WHAT TO WORK ON: Beginning at the line containing "What data populates" and continuing to the end of the records below, give each line again exactly as it stands, and only those lines.

** Begin SOURCE DATA **

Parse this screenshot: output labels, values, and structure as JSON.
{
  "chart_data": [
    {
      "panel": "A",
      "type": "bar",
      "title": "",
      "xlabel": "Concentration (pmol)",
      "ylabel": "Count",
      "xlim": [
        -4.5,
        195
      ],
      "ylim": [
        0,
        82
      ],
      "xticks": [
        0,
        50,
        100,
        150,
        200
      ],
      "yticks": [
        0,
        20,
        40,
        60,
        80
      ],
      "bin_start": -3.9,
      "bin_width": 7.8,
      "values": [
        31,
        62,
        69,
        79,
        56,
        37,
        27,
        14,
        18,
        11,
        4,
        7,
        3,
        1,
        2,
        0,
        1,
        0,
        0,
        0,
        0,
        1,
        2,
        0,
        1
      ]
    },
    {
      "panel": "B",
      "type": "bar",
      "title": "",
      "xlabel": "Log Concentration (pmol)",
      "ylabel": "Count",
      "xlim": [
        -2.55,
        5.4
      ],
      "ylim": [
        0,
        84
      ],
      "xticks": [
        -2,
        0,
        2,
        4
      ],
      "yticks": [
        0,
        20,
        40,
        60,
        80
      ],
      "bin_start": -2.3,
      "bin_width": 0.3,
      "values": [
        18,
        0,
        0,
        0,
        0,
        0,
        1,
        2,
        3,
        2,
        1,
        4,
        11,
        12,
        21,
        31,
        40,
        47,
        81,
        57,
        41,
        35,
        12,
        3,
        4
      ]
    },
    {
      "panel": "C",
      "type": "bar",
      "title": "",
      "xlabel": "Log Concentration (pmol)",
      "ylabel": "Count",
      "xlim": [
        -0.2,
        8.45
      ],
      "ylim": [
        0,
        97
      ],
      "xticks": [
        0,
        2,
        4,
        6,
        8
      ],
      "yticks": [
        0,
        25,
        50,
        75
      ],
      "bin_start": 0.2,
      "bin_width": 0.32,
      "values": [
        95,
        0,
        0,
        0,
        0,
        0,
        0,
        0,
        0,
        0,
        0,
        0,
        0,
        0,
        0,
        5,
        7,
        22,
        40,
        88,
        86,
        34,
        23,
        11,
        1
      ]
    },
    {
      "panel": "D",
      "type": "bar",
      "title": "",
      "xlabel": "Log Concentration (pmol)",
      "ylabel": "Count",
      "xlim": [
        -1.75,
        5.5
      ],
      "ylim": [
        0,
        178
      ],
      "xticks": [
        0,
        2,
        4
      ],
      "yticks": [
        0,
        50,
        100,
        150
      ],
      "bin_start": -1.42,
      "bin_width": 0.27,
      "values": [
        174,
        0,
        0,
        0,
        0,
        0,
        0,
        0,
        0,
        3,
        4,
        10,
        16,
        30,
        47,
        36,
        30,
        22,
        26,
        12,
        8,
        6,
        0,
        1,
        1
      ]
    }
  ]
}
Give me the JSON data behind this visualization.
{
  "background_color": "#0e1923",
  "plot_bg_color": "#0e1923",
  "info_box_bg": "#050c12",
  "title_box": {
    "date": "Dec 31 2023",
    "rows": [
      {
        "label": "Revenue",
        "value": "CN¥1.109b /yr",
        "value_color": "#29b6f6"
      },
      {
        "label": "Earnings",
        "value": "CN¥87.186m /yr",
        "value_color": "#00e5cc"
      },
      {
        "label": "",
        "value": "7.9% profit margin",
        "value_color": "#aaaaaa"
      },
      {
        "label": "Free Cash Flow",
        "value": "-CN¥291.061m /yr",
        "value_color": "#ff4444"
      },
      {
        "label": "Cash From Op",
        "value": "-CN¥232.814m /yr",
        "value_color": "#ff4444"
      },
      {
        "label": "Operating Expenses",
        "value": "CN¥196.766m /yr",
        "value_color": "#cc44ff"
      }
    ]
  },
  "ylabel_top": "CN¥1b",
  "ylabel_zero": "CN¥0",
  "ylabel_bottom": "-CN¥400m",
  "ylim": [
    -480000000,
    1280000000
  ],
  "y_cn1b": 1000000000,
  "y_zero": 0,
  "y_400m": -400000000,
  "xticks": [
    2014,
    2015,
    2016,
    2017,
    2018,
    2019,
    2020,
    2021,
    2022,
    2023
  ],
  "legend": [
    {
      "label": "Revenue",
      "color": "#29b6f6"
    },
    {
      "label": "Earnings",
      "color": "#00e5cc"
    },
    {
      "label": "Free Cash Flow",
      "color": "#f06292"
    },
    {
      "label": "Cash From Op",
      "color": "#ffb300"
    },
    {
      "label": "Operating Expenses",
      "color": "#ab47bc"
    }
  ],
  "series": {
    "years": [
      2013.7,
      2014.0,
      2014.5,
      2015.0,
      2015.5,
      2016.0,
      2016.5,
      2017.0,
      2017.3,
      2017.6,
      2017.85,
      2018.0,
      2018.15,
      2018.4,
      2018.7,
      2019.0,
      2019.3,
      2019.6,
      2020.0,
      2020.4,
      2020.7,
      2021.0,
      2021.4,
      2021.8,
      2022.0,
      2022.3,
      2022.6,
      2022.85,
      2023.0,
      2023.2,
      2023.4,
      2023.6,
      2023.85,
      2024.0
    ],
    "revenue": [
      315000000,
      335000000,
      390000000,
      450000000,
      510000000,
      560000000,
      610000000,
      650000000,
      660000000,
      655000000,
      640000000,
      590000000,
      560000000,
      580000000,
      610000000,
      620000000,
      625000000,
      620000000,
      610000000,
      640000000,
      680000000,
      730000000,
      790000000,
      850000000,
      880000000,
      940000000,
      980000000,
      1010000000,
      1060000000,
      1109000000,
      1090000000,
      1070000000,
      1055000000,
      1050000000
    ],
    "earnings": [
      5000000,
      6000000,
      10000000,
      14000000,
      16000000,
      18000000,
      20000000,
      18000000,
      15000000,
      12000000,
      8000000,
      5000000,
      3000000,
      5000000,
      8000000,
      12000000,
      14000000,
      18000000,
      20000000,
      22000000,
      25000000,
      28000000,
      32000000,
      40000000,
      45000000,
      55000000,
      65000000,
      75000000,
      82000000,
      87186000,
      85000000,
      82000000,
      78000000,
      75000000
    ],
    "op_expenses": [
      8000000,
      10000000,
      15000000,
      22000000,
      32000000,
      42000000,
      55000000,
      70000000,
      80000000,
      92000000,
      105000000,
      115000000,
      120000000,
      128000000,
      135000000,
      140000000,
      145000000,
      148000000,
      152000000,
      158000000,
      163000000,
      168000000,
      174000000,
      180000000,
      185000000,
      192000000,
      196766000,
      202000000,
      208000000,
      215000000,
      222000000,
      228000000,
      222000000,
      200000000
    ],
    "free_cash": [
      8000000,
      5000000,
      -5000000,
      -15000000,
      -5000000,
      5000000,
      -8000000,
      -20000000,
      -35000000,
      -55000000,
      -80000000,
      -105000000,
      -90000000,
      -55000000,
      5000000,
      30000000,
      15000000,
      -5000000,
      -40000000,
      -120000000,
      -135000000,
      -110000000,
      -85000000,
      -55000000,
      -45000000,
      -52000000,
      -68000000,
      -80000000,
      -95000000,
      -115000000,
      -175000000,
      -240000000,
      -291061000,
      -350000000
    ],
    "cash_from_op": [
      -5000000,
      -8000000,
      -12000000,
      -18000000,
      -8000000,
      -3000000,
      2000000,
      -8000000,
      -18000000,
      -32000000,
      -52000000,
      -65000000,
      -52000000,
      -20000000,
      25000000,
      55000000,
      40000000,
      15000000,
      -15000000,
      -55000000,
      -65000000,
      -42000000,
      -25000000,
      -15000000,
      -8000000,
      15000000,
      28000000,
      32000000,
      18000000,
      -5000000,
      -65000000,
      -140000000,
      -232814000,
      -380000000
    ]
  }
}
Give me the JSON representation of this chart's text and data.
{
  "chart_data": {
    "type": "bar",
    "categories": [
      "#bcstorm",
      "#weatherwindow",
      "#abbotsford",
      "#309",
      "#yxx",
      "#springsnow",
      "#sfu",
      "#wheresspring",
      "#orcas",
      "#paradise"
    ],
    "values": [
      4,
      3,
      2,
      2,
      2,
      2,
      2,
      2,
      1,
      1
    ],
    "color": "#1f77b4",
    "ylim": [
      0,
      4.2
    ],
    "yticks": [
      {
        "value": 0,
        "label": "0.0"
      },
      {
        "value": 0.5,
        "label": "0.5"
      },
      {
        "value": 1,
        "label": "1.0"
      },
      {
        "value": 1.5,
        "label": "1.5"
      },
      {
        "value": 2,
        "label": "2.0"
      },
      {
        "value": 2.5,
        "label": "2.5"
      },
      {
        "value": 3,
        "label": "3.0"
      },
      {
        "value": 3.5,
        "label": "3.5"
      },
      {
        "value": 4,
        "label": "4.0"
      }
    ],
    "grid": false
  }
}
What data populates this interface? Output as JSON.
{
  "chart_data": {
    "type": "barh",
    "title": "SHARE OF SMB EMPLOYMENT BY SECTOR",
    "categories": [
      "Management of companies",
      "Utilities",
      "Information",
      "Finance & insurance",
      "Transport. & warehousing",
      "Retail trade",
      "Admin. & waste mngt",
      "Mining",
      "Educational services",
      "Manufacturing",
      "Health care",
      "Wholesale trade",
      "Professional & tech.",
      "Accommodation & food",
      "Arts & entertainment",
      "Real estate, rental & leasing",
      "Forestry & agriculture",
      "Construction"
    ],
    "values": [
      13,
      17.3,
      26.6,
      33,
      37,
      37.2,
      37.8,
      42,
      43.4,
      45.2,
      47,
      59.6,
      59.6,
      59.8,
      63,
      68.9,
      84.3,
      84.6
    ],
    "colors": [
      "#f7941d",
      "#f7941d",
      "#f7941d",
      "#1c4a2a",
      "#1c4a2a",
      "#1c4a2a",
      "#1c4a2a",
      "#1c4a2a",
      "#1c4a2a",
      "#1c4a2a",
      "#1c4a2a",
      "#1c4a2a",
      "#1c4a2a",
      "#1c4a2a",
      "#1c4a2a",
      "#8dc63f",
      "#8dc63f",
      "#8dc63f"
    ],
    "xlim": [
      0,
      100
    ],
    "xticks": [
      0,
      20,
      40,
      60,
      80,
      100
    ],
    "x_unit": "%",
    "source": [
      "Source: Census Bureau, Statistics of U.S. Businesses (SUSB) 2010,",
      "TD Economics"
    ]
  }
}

** End SOURCE DATA **

ANSWER TO THE PROBLEM:
What data populates this interface? Output as JSON.
{
  "chart_data": {
    "type": "barh",
    "title": "SHARE OF SMB EMPLOYMENT BY SECTOR",
    "categories": [
      "Management of companies",
      "Utilities",
      "Information",
      "Finance & insurance",
      "Transport. & warehousing",
      "Retail trade",
      "Admin. & waste mngt",
      "Mining",
      "Educational services",
      "Manufacturing",
      "Health care",
      "Wholesale trade",
      "Professional & tech.",
      "Accommodation & food",
      "Arts & entertainment",
      "Real estate, rental & leasing",
      "Forestry & agriculture",
      "Construction"
    ],
    "values": [
      13,
      17.3,
      26.6,
      33,
      37,
      37.2,
      37.8,
      42,
      43.4,
      45.2,
      47,
      59.6,
      59.6,
      59.8,
      63,
      68.9,
      84.3,
      84.6
    ],
    "colors": [
      "#f7941d",
      "#f7941d",
      "#f7941d",
      "#1c4a2a",
      "#1c4a2a",
      "#1c4a2a",
      "#1c4a2a",
      "#1c4a2a",
      "#1c4a2a",
      "#1c4a2a",
      "#1c4a2a",
      "#1c4a2a",
      "#1c4a2a",
      "#1c4a2a",
      "#1c4a2a",
      "#8dc63f",
      "#8dc63f",
      "#8dc63f"
    ],
    "xlim": [
      0,
      100
    ],
    "xticks": [
      0,
      20,
      40,
      60,
      80,
      100
    ],
    "x_unit": "%",
    "source": [
      "Source: Census Bureau, Statistics of U.S. Businesses (SUSB) 2010,",
      "TD Economics"
    ]
  }
}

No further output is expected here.